■ **PROBLEMAS A RESOLVER**
(a) No excerto do acórdão sobre IVA, por que motivo o serviço de finanças recusou a isenção da transferência?
(b) Indique todos os números que, no excerto do acórdão sobre IVA, aparecem isolados a numerar os parágrafos.
(c) Prossiga a redação do excerto do acórdão sobre IVA a partir da última frase apresentada.

■ **TEXTO DA PÁGINA**
Por outro lado, conforme salientou o advogado‑geral nos n.os 59 a 61 das suas conclusões, as exigências de fundo de uma transferência intracomunitária, conforme referidas no artigo 28.o‑A, n.o 5, alínea b), segundo parágrafo, da Sexta Diretiva e enumeradas no n.o 27 do presente acórdão, devem ser igualmente preenchidas para que essa transferência esteja isenta de IVA.

31

Como tal, há que precisar que o facto de transferir um bem para as necessidades da empresa do sujeito passivo, conforme precisa essa disposição, implica que essa transferência seja efetuada a esse sujeito passivo «agindo como tal» na aceção do artigo 28.o‑C, A, alínea a), primeiro parágrafo, da Sexta Diretiva. A este respeito, resulta de jurisprudência constante que um sujeito passivo age nessa qualidade quando realiza operações no âmbito da sua atividade tributável (v., neste sentido, acórdão de 27 de setembro de 2012, VSTR, C‑587/10, EU:C:2012:592, n.o 49, e de 8 de novembro de 2012, Profitube, C‑165/11, EU:C:2012:692, n.o 52)

32

Segundo o órgão jurisdicional de reenvio, a operação em causa no processo principal deve ser considerada uma entrega intracomunitária na aceção do artigo 28.o‑C, n.o 5, alínea b), primeiro parágrafo, da Sexta Diretiva. A este respeito, o referido órgão jurisdicional salienta que o veículo adquirido por J. Plöckl foi afeto à empresa deste último, com sede na Alemanha, e em seguida expedido para Espanha para continuar a ser utilizado para fins profissionais por J. Plöckl.

33

Daqui decorre, conforme resulta também da redação da questão submetida pelo órgão jurisdicional de reenvio, que os requisitos de isenção de IVA da transferência em causa estavam preenchidos. Contudo, essa isenção foi recusada pelo serviço de finanças pelo facto de J. Plöckl não lhe ter comunicado o número de identificação para efeitos de IVA atribuído pelo Reino de Espanha, como exige o § 17c, n.o 3, do regulamento de aplicação do imposto sobre o volume de negócios, na versão em vigor à data dos factos do processo principal.

34

Nas suas observações escritas, a Comissão Europeia entende que esta exigência de comunicação do número de identificação para efeitos de IVA atribuído pelo Estado‑Membro de destino tem por objetivo, no que se refere a uma transferência intracomunitária, provar que o sujeito passivo transferiu o bem em questão para esse Estado‑Membro «para as necessidades da sua empresa», o que constitui, conforme decorre dos n.os 30 e 31 do presente acórdão, um requisito de isenção de IVA dessa transferência. O serviço de finanças e o Governo alemão confirmaram esse objetivo da referida exigência na audiência. A presente questão prejudicial diz respeito às modalidades de prova suscetíveis de ser exigidas, e as circunstâncias em que podem sê‑lo, a fim de demonstrar que esse requisito de isenção se encontra satisfeito.

■ **MATERIAL**
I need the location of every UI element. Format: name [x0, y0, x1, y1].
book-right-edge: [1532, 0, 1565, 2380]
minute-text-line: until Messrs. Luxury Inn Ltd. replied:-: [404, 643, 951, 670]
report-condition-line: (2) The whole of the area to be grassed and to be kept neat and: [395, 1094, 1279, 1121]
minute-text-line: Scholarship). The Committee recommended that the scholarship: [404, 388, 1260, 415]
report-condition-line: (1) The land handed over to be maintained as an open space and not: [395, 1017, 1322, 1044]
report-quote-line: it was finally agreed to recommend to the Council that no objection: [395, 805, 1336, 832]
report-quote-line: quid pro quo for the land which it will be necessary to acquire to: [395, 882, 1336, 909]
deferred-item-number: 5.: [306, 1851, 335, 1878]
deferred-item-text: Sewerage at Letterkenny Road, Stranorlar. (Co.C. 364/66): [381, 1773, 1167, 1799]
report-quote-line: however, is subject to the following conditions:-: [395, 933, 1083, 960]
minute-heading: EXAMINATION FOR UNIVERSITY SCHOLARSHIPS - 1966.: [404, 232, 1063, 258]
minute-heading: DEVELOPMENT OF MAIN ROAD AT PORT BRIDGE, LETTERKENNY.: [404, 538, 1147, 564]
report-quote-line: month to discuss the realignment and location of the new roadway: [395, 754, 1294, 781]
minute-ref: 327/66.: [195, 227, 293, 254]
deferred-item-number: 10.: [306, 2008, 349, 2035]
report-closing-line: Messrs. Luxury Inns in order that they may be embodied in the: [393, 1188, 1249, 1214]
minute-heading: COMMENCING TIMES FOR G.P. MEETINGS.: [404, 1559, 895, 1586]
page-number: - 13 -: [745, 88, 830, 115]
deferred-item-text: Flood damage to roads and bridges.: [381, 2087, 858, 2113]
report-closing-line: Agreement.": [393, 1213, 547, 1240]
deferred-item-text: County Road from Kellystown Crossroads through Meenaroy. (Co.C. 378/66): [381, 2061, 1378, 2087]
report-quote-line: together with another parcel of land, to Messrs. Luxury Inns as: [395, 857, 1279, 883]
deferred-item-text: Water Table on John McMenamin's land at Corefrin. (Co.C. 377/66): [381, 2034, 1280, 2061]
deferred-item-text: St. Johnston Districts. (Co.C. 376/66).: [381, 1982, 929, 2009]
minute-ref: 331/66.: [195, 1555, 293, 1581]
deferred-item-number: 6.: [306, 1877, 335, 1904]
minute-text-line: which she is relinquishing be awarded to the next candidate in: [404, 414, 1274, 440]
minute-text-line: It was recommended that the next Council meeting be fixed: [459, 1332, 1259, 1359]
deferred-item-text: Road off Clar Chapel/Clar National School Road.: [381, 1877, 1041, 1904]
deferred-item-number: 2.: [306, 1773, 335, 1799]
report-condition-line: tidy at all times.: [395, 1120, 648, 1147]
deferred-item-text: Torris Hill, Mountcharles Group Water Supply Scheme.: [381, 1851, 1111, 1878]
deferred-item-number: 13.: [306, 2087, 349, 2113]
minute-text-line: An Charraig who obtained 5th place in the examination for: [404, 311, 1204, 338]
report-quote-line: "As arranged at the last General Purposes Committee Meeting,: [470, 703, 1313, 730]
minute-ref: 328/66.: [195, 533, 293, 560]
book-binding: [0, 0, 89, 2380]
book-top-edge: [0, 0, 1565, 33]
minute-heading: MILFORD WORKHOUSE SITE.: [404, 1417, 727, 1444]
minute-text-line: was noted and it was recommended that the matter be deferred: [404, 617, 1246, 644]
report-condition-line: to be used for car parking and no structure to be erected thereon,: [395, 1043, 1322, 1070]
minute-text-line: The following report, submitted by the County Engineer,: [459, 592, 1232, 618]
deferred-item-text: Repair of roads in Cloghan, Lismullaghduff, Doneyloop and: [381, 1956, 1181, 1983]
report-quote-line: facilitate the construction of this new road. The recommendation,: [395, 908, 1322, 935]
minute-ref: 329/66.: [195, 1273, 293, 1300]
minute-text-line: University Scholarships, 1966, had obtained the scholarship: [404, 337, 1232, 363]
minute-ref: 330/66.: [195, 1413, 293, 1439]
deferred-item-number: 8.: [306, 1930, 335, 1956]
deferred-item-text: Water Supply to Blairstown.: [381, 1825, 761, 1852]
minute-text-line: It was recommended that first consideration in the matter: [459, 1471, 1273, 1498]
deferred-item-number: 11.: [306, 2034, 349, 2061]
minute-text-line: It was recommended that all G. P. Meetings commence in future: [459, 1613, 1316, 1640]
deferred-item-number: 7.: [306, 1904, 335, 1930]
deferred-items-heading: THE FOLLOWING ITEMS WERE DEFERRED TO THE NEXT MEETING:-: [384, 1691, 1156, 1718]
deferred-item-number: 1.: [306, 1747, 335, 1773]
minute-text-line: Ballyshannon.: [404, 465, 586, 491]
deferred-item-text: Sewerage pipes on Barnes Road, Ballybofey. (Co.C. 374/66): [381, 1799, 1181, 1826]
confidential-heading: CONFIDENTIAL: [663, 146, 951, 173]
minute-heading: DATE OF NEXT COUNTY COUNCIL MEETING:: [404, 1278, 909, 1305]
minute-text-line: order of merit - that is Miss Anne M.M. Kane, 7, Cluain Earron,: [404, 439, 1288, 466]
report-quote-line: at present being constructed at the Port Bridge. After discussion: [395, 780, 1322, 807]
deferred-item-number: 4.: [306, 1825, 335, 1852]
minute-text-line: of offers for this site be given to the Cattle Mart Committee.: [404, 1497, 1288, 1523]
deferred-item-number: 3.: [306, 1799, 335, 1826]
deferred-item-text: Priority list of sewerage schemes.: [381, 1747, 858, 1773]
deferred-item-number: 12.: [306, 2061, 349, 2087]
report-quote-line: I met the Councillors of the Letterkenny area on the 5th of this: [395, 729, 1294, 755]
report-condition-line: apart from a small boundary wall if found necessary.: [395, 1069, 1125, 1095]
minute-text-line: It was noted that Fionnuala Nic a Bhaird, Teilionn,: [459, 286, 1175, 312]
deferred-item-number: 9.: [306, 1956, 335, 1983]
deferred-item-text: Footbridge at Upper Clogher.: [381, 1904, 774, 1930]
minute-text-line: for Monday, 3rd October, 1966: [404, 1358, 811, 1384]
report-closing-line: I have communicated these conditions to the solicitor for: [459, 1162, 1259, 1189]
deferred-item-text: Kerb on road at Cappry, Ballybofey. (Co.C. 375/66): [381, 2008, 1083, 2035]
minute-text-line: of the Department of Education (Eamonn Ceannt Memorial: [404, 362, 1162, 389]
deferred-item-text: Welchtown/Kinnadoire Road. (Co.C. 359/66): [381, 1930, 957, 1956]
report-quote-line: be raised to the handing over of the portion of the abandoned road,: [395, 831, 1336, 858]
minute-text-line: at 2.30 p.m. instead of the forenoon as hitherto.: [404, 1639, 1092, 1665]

---

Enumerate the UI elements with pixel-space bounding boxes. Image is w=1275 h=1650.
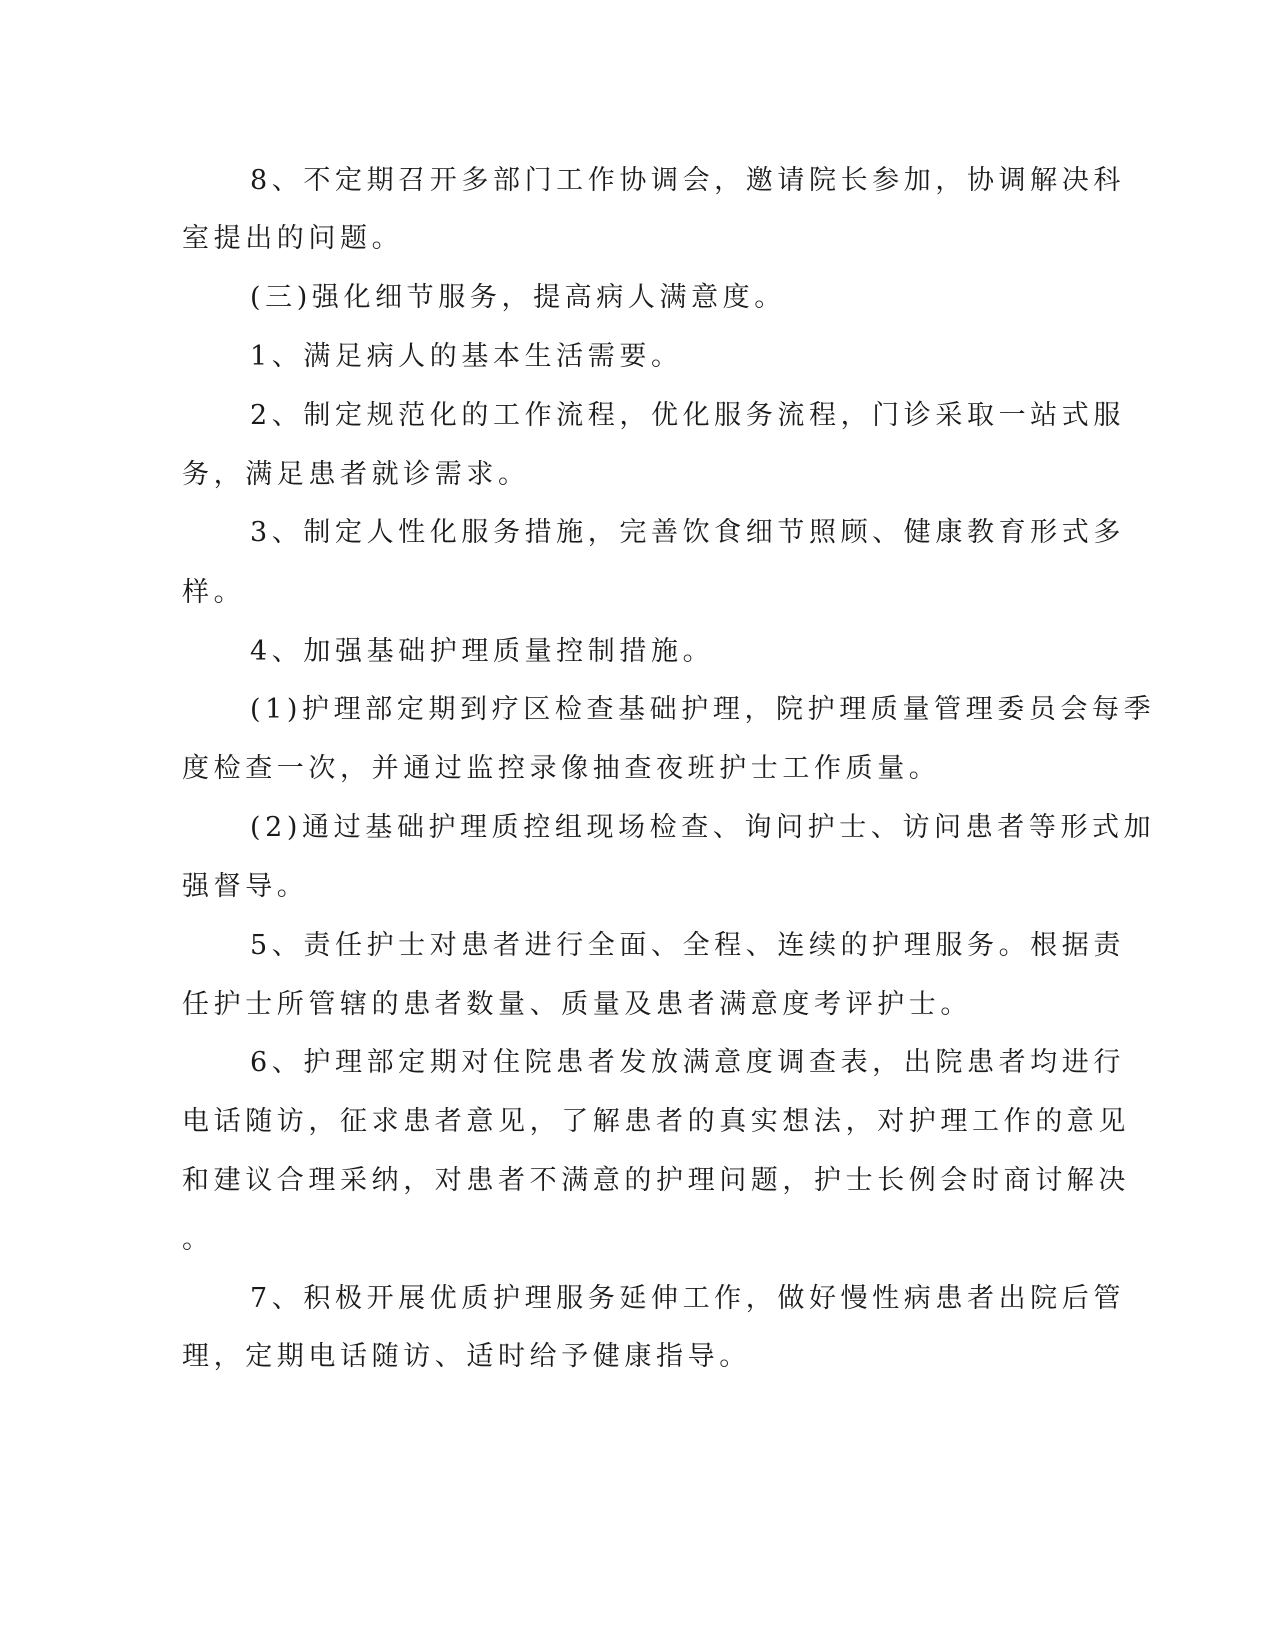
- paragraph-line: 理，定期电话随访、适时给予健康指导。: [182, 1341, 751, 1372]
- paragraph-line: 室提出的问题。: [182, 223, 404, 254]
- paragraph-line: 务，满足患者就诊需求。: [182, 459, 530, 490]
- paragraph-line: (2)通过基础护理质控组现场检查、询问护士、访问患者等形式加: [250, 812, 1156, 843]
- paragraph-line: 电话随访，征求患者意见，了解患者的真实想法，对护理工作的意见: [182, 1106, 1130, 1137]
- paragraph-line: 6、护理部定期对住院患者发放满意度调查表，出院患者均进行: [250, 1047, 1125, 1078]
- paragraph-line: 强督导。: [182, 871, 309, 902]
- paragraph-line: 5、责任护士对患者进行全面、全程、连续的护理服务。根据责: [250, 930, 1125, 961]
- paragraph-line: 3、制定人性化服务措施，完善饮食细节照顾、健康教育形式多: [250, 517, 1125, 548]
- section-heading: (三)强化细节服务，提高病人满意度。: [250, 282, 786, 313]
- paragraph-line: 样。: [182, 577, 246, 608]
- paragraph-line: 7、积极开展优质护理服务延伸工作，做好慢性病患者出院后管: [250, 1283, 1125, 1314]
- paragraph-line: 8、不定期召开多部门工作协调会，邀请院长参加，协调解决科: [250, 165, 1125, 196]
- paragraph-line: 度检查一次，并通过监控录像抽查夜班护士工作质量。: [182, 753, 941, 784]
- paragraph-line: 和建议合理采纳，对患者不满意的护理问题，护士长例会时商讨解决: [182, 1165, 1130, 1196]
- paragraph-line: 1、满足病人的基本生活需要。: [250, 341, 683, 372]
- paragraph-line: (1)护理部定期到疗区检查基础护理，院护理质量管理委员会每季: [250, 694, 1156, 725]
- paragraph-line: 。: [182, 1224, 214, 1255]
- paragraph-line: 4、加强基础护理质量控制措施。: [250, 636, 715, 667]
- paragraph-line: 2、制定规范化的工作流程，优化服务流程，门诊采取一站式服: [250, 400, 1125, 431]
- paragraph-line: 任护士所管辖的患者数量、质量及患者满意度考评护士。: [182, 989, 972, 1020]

■ **RESPOSTAS**
(a) Porque J. Plöckl não lhe comunicou o número de identificação para efeitos de IVA atribuído pelo Reino de Espanha.

(b) 31, 32, 33, 34

(c)
35

A este propósito, o Tribunal de Justiça declarou que, na falta de uma disposição acerca desta matéria na Sexta Diretiva, visto que esta apenas prevê no seu artigo 28.o‑C, A, primeiro membro da frase, que compete aos Estados‑Membros fixar as condições nas quais isentam as entregas intracomunitárias de bens, a questão dos meios de prova suscetíveis de ser apresentados pelos sujeitos passivos para beneficiarem da isenção de IVA é da competência dos Estados‑Membros (acórdão de 27 de setembro de 2012, VSTR, C‑587/10, EU:C:2012:592, n.o 42 e jurisprudência referida). O mesmo se aplica também às transferências intracomunitárias, previstas nessa disposição, alínea d).

36

Além disso, o artigo 22.o, n.o 8, da Sexta Diretiva, na redação que lhe foi dada pelo artigo 28.o‑H da mesma diretiva, confere aos Estados‑Membros a faculdade de adotarem medidas destinadas a garantir a cobrança exata do IVA e a evitar a fraude, sob reserva, designadamente, de não irem além do que é necessário para atingir tais objetivos. Essas medidas não podem, por isso, ser utilizadas de modo a pôr em causa a neutralidade do IVA, que constitui um princípio fundamental do sistema comum do IVA (acórdão de 27 de setembro de 2012, VSTR, C‑587/10, EU:C:2012:592, n..° 44 e jurisprudência referida).

37

Uma medida nacional vai além do que é necessário para assegurar a cobrança exata do imposto se fizer depender, no essencial, o direito à isenção de IVA do cumprimento de obrigações formais, sem ter em conta as exigências de fundo e, nomeadamente, sem se interrogar sobre se estas foram respeitadas. Com efeito, as operações devem ser tributadas tomando em consideração as suas características objetivas (v., neste sentido, acórdão de 27 de setembro de 2007, Collée, C‑146/05, EU:C:2007:549, n.os 29 e 30).

38

Ora, no que se refere às características objetivas de uma transferência intracomunitária, decorre do n.o 30 do presente acórdão que, se uma transferência cumprir os requisitos previstos no artigo 28.o‑A, n.o 5, alínea b), segundo parágrafo, da Sexta Diretiva, essa transferência está isenta de IVA (v., por analogia, acórdão de 27 de setembro de 2007, Collée, C‑146/05, EU:C:2007:549, n.o 30).

39

Conclui‑se que o princípio da neutralidade fiscal exige que a isenção de IVA seja concedida se as exigências de fundo foram cumpridas, mesmo que os sujeitos passivos tenham negligenciado certas exigências formais (v., por analogia, acórdão de 27 de setembro de 2007, Collée, C‑146/05, EU:C:2007:549, n.o 31).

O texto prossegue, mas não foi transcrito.